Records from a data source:

———

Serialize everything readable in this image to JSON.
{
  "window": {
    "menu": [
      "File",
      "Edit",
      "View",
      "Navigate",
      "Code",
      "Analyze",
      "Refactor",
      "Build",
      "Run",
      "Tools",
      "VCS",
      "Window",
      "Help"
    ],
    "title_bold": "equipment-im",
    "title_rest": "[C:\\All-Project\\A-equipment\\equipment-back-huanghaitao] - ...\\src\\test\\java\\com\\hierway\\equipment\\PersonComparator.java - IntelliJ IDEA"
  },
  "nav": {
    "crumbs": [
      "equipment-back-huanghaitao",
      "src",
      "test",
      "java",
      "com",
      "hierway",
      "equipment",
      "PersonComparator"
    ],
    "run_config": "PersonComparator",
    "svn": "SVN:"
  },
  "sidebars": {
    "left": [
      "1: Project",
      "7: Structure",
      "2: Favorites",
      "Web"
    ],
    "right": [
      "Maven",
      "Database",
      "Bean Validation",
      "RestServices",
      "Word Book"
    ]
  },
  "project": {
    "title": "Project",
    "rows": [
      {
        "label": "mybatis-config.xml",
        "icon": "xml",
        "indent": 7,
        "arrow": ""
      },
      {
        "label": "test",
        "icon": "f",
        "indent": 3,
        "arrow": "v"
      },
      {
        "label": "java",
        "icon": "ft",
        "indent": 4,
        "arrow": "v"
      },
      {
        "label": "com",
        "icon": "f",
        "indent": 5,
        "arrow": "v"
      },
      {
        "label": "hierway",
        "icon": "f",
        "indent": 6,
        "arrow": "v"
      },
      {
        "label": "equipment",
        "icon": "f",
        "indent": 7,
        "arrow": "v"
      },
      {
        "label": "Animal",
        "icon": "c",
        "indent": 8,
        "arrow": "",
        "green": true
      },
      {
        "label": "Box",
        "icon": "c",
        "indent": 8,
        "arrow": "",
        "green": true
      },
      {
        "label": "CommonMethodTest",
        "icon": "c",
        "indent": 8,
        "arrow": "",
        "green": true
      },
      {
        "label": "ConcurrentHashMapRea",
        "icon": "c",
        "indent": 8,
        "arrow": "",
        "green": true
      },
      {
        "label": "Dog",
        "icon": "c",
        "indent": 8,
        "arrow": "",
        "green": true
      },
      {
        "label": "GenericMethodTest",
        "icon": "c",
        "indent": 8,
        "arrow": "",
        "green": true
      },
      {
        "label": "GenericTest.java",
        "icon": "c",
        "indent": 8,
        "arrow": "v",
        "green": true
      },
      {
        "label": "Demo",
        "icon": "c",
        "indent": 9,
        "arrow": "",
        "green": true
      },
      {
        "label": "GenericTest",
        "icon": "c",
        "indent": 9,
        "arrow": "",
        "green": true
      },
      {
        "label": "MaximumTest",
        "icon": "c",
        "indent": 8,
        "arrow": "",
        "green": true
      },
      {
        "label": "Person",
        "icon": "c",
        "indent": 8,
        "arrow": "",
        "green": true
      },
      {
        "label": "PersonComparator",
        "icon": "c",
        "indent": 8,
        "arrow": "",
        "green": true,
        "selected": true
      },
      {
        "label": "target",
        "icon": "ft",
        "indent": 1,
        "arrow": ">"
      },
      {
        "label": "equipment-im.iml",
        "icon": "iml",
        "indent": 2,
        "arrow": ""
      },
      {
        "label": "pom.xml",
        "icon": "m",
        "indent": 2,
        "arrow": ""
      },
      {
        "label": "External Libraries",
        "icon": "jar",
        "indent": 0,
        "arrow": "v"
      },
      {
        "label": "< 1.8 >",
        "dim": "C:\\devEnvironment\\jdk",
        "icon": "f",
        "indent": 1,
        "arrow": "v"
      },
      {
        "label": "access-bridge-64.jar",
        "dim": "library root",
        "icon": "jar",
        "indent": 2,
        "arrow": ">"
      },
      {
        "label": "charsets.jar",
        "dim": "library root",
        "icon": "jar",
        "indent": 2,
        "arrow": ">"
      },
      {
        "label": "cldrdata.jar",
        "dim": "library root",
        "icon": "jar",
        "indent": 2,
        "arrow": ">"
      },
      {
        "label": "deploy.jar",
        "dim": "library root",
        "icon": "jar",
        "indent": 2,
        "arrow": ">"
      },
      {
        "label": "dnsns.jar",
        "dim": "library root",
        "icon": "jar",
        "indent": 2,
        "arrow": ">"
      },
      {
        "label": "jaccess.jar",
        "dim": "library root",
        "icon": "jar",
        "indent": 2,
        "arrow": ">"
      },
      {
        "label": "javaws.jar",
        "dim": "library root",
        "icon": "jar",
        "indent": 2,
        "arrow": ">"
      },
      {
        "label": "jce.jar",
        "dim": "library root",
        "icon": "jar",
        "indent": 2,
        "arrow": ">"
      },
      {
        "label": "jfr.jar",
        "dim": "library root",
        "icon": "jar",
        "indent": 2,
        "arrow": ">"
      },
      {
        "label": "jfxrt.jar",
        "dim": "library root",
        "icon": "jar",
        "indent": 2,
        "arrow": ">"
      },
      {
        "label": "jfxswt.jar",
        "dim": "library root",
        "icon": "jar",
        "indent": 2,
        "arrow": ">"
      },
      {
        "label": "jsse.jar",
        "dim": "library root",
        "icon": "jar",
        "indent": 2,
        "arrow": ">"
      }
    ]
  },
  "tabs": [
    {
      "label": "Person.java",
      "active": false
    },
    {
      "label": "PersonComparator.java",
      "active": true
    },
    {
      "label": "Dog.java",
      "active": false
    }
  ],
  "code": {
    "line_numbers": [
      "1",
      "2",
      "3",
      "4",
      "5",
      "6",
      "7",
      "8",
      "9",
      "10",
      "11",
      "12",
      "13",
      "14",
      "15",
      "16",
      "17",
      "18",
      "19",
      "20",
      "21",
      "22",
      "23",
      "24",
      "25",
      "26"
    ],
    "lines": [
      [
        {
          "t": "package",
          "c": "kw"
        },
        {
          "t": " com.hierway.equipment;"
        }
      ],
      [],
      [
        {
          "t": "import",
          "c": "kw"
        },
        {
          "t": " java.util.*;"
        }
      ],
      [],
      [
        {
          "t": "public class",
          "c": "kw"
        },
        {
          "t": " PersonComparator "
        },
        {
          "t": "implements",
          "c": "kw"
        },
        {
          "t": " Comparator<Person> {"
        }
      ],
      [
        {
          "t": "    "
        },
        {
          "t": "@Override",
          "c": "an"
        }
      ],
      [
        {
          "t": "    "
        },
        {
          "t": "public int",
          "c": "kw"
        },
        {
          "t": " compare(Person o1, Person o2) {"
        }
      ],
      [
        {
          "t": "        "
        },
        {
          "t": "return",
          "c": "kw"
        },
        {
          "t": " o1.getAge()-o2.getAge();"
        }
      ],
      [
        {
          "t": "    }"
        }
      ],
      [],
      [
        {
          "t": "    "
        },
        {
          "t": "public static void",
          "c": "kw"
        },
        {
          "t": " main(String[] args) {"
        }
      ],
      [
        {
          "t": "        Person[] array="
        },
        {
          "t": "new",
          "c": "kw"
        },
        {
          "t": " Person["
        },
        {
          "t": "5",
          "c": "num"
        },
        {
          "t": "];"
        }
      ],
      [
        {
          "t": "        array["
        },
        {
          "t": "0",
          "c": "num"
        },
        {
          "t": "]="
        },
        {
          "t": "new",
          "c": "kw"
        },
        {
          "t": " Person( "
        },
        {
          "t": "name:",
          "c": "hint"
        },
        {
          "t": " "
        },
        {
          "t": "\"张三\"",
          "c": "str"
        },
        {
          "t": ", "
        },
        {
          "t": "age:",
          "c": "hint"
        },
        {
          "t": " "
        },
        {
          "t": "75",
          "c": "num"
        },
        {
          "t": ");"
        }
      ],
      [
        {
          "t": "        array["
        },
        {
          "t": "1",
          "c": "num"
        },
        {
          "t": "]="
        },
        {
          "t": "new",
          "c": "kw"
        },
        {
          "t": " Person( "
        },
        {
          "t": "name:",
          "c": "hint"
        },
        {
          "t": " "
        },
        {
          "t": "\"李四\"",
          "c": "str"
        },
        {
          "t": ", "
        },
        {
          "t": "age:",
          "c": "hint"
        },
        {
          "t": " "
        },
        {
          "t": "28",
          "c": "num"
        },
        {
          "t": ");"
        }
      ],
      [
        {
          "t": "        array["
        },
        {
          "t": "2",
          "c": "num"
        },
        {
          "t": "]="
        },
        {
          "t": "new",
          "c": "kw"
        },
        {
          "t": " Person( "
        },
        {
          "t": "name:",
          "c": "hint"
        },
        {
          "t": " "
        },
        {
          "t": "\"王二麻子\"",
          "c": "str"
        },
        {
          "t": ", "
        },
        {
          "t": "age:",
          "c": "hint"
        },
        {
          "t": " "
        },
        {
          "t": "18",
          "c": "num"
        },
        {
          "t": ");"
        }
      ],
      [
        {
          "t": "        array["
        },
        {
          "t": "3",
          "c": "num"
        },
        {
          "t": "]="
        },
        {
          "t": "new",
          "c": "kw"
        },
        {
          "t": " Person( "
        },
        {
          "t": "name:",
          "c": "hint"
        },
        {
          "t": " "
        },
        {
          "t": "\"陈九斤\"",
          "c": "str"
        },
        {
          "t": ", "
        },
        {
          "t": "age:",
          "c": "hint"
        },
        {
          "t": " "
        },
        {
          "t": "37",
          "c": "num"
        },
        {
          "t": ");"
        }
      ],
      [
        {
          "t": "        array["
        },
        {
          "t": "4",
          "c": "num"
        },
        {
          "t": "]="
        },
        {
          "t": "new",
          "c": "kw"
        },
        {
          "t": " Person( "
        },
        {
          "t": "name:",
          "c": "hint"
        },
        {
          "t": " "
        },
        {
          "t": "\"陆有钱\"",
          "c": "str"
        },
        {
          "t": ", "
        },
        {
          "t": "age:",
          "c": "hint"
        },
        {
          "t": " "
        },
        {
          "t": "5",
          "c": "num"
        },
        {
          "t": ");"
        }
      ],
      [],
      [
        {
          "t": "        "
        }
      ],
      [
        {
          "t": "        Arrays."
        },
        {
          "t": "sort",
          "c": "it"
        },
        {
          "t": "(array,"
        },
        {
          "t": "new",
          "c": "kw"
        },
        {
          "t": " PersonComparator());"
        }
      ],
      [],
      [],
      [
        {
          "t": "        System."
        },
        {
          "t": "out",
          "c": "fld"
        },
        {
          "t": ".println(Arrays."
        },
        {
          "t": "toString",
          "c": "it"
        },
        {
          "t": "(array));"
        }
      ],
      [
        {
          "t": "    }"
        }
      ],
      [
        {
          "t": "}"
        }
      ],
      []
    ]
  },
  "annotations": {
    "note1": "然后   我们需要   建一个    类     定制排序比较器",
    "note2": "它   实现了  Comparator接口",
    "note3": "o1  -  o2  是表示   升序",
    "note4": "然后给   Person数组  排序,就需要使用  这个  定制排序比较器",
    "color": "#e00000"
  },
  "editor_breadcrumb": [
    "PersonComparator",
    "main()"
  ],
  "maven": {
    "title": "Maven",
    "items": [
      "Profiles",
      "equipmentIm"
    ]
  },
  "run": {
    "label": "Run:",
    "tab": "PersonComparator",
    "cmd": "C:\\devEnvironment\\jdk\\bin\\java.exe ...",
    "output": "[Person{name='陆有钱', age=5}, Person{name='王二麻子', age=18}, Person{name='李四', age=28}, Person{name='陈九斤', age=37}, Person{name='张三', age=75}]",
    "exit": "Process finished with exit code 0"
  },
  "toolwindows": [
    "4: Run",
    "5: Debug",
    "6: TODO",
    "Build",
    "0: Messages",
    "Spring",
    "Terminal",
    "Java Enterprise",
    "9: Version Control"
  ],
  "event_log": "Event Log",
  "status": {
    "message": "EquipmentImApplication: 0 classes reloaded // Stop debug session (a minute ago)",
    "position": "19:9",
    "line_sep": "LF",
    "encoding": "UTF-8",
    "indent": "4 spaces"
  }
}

———

● **What to work on**: Find every line in the records that contains the word "devEnvironment"; copy those lines.

● **Result of the task**:
        "dim": "C:\\devEnvironment\\jdk",
    "cmd": "C:\\devEnvironment\\jdk\\bin\\java.exe ...",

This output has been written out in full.